_GIVEN TASK 1:_ Copy the dataset rows word for word, beginning at their first line and stopping after the line that contains "recepcion-box: Recepción de".

Tuesday 5 May 2020

The laughter of our children



The laughter of our children

This week saw the anniversary of the death of Irish Republican hunger striker Bobby Sands. Those of us who lived through those times remember with clarity the ratcheting up of tension as each successive day passed and the unbending British Prime Minister Thatcher refused to compromise. When Sands died there was an outpouring of anger not just in the north of Ireland but around the world. There were also those who said that he chose the path of violence and could expect only prison or death as a release from it.

The decision taken by the British Government in the 1970s to ‘Ulsterise, normalise and criminalise’ the conflict in Ireland was taken in the cynical belief that the deaths of locally recruited soldiers and policemen didn’t hit home with the British public as powerfully as the deaths of Scottish, English or Welsh soldiers. The ‘criminalisation’ of the conflict sought to deny any political motivation to those involved and treated them as criminal gangs. Thus the British government could try to label the conflict a fight against crime rather than what it actually was; a colonial struggle fought out amid the last spasms of a dying empire. Ireland, Britain’s first colony, was likely to be its last.

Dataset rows

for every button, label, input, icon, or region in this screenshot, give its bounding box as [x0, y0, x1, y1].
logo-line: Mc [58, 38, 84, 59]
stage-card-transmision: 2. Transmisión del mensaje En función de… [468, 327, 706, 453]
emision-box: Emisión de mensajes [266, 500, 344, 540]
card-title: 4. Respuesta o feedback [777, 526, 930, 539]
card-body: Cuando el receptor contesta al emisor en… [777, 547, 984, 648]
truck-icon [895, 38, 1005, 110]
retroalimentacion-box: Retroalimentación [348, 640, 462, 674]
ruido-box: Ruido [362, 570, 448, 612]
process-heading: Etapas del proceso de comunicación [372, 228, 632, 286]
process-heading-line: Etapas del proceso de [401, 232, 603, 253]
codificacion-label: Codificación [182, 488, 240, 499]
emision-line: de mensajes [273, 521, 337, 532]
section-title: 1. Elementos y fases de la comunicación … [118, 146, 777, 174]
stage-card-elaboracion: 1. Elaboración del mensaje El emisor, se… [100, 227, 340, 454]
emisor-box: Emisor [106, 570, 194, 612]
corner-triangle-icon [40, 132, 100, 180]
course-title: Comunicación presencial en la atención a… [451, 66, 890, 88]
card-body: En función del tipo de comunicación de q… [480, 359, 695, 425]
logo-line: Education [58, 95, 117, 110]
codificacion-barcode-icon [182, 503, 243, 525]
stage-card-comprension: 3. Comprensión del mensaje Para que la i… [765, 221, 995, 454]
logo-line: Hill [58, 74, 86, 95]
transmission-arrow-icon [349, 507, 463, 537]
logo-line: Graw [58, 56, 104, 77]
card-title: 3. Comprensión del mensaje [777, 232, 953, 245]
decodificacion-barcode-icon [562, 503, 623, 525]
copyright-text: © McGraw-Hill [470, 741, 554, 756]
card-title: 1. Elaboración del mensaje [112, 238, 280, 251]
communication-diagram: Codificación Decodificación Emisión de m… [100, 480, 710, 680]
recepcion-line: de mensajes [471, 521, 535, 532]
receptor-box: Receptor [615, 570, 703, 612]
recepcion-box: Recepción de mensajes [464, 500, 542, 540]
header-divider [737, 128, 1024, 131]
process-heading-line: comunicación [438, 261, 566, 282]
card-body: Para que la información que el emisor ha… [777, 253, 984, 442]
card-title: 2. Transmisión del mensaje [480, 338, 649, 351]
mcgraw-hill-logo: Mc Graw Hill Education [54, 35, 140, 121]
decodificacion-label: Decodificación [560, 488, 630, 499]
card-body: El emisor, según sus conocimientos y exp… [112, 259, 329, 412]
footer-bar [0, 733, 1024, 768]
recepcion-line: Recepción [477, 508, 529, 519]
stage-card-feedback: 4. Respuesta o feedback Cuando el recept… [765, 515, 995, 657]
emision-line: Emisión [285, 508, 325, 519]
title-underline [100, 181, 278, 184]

_GIVEN TASK 2:_ In the piece about Bobby Sands, which country is called Britain's first colony?

_FINISHED ANSWER 1:_
for every button, label, input, icon, or region in this screenshot, give its bounding box as [x0, y0, x1, y1].
logo-line: Mc [58, 38, 84, 59]
stage-card-transmision: 2. Transmisión del mensaje En función de… [468, 327, 706, 453]
emision-box: Emisión de mensajes [266, 500, 344, 540]
card-title: 4. Respuesta o feedback [777, 526, 930, 539]
card-body: Cuando el receptor contesta al emisor en… [777, 547, 984, 648]
truck-icon [895, 38, 1005, 110]
retroalimentacion-box: Retroalimentación [348, 640, 462, 674]
ruido-box: Ruido [362, 570, 448, 612]
process-heading: Etapas del proceso de comunicación [372, 228, 632, 286]
process-heading-line: Etapas del proceso de [401, 232, 603, 253]
codificacion-label: Codificación [182, 488, 240, 499]
emision-line: de mensajes [273, 521, 337, 532]
section-title: 1. Elementos y fases de la comunicación … [118, 146, 777, 174]
stage-card-elaboracion: 1. Elaboración del mensaje El emisor, se… [100, 227, 340, 454]
emisor-box: Emisor [106, 570, 194, 612]
corner-triangle-icon [40, 132, 100, 180]
course-title: Comunicación presencial en la atención a… [451, 66, 890, 88]
card-body: En función del tipo de comunicación de q… [480, 359, 695, 425]
logo-line: Education [58, 95, 117, 110]
codificacion-barcode-icon [182, 503, 243, 525]
stage-card-comprension: 3. Comprensión del mensaje Para que la i… [765, 221, 995, 454]
logo-line: Hill [58, 74, 86, 95]
transmission-arrow-icon [349, 507, 463, 537]
logo-line: Graw [58, 56, 104, 77]
card-title: 3. Comprensión del mensaje [777, 232, 953, 245]
decodificacion-barcode-icon [562, 503, 623, 525]
copyright-text: © McGraw-Hill [470, 741, 554, 756]
card-title: 1. Elaboración del mensaje [112, 238, 280, 251]
communication-diagram: Codificación Decodificación Emisión de m… [100, 480, 710, 680]
recepcion-line: de mensajes [471, 521, 535, 532]
receptor-box: Receptor [615, 570, 703, 612]
recepcion-box: Recepción de mensajes [464, 500, 542, 540]

_FINISHED ANSWER 2:_ Ireland